● **Task directions**
Report every line from the material that contains the word "Held".

● **Data lines**
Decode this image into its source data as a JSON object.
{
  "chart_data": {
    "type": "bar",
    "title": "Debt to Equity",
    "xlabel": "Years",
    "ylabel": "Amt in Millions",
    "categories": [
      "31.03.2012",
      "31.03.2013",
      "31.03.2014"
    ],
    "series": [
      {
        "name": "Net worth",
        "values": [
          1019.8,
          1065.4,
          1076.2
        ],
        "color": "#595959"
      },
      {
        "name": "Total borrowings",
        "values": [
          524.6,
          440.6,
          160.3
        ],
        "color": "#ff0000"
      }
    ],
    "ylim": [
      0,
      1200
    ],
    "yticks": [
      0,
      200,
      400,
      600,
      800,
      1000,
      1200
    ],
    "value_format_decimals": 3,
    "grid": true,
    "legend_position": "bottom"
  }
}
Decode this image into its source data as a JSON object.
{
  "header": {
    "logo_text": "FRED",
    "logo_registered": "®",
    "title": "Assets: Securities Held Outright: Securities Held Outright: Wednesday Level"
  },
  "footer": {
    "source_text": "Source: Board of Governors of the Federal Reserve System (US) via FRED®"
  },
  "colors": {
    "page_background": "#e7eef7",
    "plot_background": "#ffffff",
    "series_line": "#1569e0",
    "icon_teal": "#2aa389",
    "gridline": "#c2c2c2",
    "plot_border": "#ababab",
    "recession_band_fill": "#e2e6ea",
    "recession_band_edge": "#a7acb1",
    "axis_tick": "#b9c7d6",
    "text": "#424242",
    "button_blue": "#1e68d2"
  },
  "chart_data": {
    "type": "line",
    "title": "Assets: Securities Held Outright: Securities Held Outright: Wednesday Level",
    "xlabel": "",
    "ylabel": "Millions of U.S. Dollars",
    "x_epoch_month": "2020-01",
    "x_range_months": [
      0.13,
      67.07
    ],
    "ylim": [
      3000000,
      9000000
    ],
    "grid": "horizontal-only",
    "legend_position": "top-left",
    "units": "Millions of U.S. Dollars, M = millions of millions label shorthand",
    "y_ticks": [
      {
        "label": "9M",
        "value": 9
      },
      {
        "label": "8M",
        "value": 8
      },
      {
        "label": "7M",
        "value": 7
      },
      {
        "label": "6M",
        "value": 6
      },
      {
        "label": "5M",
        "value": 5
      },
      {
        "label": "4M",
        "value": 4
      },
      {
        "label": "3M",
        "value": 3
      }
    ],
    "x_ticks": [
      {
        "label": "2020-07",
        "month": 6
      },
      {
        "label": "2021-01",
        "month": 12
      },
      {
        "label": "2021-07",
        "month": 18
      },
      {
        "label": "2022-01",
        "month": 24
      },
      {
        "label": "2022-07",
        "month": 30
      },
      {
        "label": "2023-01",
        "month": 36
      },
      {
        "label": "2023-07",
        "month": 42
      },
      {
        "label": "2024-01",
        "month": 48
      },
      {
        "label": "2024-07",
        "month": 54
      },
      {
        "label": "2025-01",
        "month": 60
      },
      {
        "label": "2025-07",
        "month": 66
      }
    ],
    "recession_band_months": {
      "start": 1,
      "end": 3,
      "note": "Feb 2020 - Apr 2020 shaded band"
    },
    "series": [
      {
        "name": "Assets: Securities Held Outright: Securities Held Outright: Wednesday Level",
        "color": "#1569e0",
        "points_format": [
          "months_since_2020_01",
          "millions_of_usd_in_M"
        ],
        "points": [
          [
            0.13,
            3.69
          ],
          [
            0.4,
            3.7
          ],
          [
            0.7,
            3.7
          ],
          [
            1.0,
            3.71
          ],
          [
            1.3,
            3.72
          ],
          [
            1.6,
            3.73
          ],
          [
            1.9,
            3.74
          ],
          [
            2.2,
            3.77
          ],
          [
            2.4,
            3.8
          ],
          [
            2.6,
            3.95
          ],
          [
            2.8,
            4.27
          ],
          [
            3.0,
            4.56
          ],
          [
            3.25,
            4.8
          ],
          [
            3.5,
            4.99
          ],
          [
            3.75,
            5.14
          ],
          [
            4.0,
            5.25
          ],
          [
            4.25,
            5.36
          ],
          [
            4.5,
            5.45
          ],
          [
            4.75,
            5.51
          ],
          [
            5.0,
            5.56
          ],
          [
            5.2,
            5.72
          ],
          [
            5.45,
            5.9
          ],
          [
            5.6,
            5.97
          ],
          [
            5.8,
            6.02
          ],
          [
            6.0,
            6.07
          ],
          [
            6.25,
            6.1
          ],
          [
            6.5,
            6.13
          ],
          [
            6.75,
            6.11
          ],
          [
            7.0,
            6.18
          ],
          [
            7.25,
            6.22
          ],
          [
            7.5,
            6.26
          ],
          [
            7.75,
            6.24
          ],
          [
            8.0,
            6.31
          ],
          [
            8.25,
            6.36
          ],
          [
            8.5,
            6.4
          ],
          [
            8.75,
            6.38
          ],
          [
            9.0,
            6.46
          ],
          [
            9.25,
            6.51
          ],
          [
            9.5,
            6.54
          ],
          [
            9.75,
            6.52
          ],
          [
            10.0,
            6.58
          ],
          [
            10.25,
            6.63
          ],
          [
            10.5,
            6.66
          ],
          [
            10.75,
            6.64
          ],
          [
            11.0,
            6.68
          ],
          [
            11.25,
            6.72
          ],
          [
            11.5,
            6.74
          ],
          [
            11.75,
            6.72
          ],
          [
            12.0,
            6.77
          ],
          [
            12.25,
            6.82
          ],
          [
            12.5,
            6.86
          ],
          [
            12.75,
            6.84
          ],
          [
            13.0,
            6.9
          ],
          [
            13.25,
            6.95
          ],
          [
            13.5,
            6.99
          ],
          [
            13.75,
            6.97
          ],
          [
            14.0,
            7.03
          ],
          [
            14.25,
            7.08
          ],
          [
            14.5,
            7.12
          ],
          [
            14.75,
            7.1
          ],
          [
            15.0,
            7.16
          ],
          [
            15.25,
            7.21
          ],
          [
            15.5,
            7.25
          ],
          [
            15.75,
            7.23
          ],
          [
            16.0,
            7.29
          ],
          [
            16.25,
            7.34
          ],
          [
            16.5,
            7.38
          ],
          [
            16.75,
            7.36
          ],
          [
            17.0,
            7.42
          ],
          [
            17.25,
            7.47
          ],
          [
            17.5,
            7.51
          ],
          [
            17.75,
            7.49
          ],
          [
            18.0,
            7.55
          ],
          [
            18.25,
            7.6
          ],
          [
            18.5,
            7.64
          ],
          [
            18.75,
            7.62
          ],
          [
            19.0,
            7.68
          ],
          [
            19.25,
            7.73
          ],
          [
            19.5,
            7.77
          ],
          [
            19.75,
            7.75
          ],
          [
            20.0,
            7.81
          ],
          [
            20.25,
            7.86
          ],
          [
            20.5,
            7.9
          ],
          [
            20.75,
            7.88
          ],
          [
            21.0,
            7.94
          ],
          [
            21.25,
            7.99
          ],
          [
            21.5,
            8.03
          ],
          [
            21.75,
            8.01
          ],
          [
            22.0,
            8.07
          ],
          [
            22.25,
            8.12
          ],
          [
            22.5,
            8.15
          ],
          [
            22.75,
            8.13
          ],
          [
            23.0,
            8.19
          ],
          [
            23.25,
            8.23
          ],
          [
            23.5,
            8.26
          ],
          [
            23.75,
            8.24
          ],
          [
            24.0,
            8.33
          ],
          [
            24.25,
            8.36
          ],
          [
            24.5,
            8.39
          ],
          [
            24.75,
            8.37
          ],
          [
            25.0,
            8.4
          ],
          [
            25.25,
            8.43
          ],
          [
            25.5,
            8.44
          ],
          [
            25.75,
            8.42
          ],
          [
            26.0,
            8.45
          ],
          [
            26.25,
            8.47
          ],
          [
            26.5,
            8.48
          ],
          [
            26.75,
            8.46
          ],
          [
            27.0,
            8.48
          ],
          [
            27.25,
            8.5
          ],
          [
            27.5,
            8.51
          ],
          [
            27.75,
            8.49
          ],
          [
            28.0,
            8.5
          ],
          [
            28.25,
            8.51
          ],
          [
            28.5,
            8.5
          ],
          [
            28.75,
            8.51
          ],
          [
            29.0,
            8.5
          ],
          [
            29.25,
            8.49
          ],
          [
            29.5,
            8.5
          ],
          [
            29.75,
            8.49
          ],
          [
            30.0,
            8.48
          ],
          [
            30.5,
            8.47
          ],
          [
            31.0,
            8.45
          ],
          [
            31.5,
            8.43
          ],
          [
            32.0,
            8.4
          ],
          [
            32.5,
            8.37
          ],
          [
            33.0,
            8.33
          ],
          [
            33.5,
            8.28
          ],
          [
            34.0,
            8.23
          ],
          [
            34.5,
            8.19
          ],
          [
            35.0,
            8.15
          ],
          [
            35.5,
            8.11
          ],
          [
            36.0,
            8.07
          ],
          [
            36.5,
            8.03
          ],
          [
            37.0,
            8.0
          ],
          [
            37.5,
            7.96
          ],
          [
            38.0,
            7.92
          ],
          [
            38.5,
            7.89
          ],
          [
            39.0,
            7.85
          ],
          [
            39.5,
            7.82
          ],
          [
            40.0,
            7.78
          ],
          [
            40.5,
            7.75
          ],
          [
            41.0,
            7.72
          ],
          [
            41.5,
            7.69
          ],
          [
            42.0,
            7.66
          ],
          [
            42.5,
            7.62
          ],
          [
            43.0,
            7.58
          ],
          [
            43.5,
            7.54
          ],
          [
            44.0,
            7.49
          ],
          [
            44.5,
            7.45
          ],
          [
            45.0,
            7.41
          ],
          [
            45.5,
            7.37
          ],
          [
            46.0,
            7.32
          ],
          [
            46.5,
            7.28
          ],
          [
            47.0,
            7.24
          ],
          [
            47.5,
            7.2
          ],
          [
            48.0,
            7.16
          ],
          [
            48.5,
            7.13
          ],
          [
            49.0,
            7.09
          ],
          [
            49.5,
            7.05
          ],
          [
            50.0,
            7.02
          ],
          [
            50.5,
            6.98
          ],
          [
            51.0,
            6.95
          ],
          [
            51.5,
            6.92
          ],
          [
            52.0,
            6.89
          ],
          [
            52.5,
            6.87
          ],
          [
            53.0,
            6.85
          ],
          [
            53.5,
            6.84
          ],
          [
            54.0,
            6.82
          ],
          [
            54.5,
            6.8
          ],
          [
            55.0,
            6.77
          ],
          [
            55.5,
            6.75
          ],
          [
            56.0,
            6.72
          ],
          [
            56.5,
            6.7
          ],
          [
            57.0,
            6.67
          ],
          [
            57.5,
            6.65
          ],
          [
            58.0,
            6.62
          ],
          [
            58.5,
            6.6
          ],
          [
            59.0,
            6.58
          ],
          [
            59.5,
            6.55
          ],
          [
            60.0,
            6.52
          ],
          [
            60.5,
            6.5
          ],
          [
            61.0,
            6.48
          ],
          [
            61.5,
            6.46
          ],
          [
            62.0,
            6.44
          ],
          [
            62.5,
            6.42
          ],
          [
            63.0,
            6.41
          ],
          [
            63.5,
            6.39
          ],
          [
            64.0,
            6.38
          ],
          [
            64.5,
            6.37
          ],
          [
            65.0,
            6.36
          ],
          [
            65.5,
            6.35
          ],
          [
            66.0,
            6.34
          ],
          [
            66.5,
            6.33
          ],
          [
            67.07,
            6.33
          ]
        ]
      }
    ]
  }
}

● **Result of this exercise**
    "title": "Assets: Securities Held Outright: Securities Held Outright: Wednesday Level"
    "title": "Assets: Securities Held Outright: Securities Held Outright: Wednesday Level",
        "name": "Assets: Securities Held Outright: Securities Held Outright: Wednesday Level",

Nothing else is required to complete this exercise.